THE REQUEST
Can you copy every one of the entries below, character for character?

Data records
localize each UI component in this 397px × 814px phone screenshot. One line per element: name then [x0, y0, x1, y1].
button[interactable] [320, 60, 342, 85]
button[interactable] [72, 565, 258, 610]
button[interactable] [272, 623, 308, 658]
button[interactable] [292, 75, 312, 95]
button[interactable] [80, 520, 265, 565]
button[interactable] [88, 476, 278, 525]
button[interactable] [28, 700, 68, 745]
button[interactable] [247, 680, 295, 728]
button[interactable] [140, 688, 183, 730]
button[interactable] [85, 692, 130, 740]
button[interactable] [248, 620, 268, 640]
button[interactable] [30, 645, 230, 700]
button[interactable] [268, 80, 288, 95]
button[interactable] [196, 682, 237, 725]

EXERCISE SOLUTION
localize each UI component in this 397px × 814px phone screenshot. One line per element: name then [x0, y0, x1, y1].
button[interactable] [320, 60, 342, 85]
button[interactable] [72, 565, 258, 610]
button[interactable] [272, 623, 308, 658]
button[interactable] [292, 75, 312, 95]
button[interactable] [80, 520, 265, 565]
button[interactable] [88, 476, 278, 525]
button[interactable] [28, 700, 68, 745]
button[interactable] [247, 680, 295, 728]
button[interactable] [140, 688, 183, 730]
button[interactable] [85, 692, 130, 740]
button[interactable] [248, 620, 268, 640]
button[interactable] [30, 645, 230, 700]
button[interactable] [268, 80, 288, 95]
button[interactable] [196, 682, 237, 725]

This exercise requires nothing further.